[Begin PROVIDED DATA]

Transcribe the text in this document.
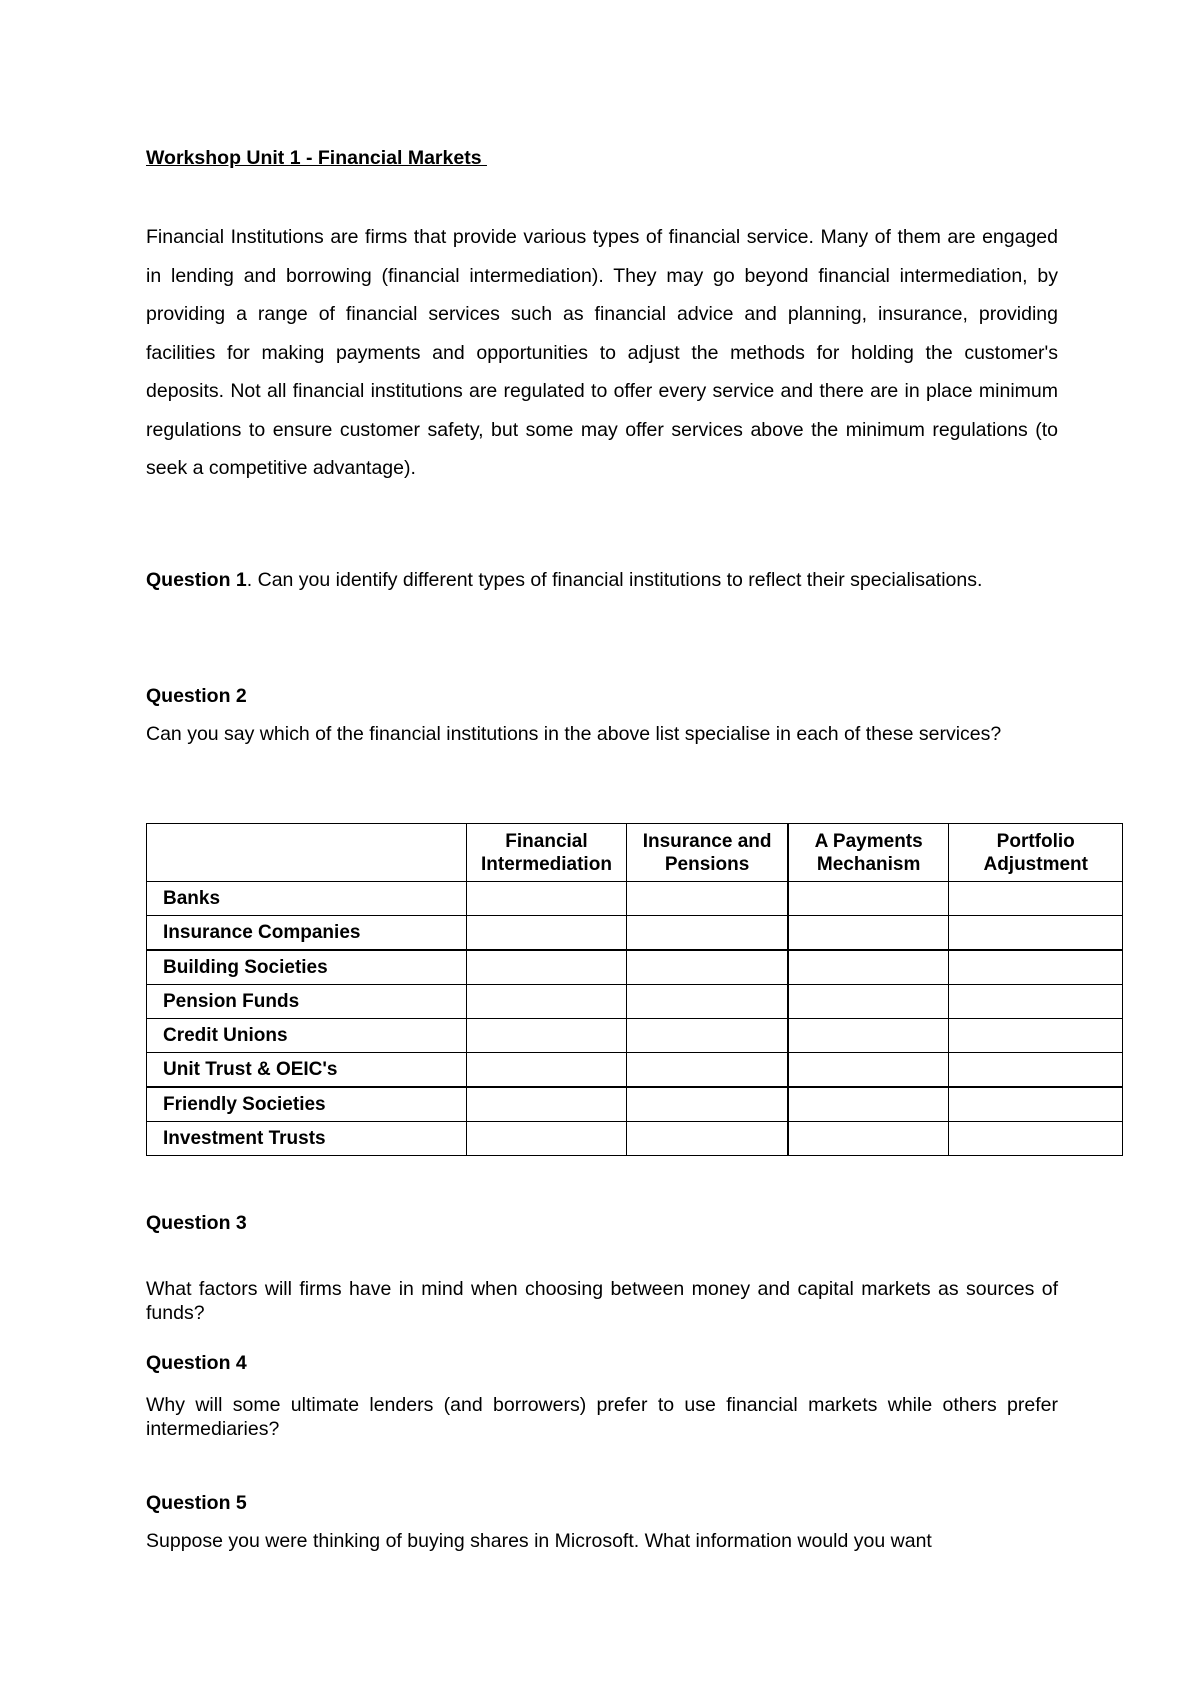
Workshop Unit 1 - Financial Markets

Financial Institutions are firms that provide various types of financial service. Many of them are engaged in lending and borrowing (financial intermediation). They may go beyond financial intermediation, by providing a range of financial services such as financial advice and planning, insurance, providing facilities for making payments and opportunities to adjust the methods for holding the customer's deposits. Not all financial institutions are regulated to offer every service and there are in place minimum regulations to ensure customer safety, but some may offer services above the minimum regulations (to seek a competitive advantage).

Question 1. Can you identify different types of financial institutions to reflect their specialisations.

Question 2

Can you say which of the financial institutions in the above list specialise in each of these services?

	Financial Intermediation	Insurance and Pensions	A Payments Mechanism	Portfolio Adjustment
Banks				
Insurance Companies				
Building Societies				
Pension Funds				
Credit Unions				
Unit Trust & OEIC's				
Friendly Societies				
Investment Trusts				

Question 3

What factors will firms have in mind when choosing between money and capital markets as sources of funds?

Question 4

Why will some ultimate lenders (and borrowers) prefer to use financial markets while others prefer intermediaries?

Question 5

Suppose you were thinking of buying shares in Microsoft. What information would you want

[End PROVIDED DATA]

EXERCISE BRIEF>
Print each of the records above exactly as written, leaving no picture in the copy.

RESPONSE TO THIS EXERCISE>
Transcribe the text in this document.
Workshop Unit 1 - Financial Markets

Financial Institutions are firms that provide various types of financial service. Many of them are engaged in lending and borrowing (financial intermediation). They may go beyond financial intermediation, by providing a range of financial services such as financial advice and planning, insurance, providing facilities for making payments and opportunities to adjust the methods for holding the customer's deposits. Not all financial institutions are regulated to offer every service and there are in place minimum regulations to ensure customer safety, but some may offer services above the minimum regulations (to seek a competitive advantage).

Question 1. Can you identify different types of financial institutions to reflect their specialisations.

Question 2

Can you say which of the financial institutions in the above list specialise in each of these services?

	Financial Intermediation	Insurance and Pensions	A Payments Mechanism	Portfolio Adjustment
Banks				
Insurance Companies				
Building Societies				
Pension Funds				
Credit Unions				
Unit Trust & OEIC's				
Friendly Societies				
Investment Trusts				

Question 3

What factors will firms have in mind when choosing between money and capital markets as sources of funds?

Question 4

Why will some ultimate lenders (and borrowers) prefer to use financial markets while others prefer intermediaries?

Question 5

Suppose you were thinking of buying shares in Microsoft. What information would you want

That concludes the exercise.